**WHAT TO WORK ON:** Wherever a line below holds the word "name", copy that line.

**AVAILABLE DATA:**

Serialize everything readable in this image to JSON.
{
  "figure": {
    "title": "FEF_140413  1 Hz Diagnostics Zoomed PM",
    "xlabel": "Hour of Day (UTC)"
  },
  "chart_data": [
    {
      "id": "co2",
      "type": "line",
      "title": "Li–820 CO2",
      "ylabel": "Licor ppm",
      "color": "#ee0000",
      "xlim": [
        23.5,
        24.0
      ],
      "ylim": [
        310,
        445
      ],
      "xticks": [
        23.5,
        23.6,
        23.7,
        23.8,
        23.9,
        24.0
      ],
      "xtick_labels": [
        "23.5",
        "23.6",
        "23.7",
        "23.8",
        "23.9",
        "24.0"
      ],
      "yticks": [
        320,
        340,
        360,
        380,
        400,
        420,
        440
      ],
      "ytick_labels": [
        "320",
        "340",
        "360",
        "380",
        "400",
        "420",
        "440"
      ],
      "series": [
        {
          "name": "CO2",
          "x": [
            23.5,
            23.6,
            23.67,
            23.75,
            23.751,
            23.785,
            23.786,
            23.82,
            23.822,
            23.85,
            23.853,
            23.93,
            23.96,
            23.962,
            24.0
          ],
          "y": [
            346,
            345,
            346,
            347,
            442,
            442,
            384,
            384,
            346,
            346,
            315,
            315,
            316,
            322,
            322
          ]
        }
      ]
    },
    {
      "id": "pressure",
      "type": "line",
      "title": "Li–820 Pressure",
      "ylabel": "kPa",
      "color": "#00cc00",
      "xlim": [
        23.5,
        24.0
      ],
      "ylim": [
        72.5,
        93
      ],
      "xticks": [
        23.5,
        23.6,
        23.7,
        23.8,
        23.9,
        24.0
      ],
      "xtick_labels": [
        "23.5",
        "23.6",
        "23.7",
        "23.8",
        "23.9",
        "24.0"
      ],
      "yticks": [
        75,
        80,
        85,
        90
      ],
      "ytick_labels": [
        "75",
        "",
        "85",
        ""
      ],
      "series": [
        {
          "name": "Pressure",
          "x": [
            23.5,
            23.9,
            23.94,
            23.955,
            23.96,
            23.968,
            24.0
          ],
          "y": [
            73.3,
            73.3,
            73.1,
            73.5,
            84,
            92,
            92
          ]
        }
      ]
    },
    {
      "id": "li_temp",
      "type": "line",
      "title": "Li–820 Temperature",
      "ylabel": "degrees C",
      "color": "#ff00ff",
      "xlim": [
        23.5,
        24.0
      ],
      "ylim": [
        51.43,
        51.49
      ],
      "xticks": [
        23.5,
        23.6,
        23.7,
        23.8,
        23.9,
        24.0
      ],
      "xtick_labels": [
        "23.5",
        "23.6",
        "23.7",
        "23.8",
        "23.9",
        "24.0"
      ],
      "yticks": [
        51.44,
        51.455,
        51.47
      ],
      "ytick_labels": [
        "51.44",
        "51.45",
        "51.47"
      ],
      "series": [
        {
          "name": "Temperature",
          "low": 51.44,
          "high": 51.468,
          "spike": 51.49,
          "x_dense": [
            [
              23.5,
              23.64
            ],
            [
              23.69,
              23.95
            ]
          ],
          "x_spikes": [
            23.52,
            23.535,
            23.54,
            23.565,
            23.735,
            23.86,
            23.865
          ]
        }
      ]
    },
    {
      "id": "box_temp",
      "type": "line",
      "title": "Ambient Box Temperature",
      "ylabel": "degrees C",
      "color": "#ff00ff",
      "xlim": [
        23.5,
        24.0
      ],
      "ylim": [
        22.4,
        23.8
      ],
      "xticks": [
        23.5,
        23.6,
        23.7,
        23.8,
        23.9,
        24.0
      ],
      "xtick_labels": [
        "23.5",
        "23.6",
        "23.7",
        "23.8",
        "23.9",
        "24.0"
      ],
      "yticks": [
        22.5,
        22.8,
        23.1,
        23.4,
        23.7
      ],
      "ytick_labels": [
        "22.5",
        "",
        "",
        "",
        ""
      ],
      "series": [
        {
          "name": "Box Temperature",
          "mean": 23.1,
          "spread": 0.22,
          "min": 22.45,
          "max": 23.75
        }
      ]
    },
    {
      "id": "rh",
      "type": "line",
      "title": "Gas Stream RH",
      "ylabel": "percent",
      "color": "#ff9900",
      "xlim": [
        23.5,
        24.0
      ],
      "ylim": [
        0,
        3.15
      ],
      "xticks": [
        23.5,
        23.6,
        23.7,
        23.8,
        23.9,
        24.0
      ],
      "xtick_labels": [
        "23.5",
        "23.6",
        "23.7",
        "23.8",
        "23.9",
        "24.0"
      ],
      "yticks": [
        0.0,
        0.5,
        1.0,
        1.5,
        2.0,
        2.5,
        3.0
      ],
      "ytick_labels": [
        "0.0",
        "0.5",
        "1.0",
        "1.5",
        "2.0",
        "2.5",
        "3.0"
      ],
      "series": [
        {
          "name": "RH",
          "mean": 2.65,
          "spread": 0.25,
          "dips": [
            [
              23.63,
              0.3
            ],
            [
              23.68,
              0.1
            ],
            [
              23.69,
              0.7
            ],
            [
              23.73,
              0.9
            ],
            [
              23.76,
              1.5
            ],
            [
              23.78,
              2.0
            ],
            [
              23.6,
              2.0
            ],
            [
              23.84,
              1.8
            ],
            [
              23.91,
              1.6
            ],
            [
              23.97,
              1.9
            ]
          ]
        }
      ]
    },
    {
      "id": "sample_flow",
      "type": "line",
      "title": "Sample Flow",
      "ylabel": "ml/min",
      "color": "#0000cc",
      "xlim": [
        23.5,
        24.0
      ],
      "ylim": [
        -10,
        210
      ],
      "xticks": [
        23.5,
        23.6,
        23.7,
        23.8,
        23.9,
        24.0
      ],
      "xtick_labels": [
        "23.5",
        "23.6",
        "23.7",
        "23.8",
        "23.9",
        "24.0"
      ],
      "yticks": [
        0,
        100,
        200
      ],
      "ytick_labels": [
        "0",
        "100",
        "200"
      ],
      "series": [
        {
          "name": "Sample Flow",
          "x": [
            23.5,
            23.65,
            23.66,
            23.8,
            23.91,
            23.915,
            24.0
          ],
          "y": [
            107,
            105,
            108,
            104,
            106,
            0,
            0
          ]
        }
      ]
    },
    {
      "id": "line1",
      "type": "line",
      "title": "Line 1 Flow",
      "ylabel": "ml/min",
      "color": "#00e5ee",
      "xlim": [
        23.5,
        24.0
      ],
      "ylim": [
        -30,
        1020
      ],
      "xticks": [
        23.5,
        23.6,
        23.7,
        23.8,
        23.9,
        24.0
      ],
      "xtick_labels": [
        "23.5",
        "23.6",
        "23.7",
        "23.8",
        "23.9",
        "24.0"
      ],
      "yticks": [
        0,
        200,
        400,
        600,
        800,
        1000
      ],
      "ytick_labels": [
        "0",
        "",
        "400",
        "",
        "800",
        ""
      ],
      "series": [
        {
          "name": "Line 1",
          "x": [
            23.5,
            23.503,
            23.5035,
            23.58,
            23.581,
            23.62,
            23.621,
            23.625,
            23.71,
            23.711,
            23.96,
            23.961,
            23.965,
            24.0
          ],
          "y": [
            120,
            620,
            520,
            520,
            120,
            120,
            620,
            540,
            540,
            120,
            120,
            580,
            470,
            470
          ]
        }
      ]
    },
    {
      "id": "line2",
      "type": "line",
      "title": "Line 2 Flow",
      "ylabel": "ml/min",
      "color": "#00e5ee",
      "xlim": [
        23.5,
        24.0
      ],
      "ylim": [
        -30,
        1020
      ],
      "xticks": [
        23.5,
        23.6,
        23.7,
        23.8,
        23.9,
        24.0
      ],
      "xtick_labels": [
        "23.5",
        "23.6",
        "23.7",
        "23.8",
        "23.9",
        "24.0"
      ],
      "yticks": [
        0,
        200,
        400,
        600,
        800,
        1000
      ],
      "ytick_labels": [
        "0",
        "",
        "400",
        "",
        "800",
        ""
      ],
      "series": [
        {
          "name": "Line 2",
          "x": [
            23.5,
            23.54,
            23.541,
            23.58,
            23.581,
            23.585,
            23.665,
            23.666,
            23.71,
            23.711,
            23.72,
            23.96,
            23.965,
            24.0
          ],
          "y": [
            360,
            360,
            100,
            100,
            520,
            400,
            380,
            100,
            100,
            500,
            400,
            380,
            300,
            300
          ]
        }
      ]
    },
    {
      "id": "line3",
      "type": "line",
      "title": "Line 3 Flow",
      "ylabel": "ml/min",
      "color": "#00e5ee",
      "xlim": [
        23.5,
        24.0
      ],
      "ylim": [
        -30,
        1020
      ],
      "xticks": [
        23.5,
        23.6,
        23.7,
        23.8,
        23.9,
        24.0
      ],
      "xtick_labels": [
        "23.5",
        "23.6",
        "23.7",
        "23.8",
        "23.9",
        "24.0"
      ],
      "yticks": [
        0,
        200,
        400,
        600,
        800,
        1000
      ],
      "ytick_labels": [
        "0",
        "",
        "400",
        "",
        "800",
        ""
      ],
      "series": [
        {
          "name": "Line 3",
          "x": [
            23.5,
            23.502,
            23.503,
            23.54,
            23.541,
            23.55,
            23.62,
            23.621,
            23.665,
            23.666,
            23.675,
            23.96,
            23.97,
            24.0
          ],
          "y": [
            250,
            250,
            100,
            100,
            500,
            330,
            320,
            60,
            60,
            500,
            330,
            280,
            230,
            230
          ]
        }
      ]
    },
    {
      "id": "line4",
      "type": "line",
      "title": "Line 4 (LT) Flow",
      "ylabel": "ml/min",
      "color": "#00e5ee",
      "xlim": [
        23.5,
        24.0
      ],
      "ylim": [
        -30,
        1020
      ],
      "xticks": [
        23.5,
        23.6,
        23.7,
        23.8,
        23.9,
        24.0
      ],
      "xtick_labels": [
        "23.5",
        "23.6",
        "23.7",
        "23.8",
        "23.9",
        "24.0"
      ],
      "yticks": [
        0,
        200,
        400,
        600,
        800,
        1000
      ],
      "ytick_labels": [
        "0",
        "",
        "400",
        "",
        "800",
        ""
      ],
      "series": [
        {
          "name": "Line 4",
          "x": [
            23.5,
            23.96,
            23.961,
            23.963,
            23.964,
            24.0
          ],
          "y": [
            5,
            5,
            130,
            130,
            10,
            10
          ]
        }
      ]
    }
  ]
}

**REPLY TO THE TASK:**
          "name": "CO2",
          "name": "Pressure",
          "name": "Temperature",
          "name": "Box Temperature",
          "name": "RH",
          "name": "Sample Flow",
          "name": "Line 1",
          "name": "Line 2",
          "name": "Line 3",
          "name": "Line 4",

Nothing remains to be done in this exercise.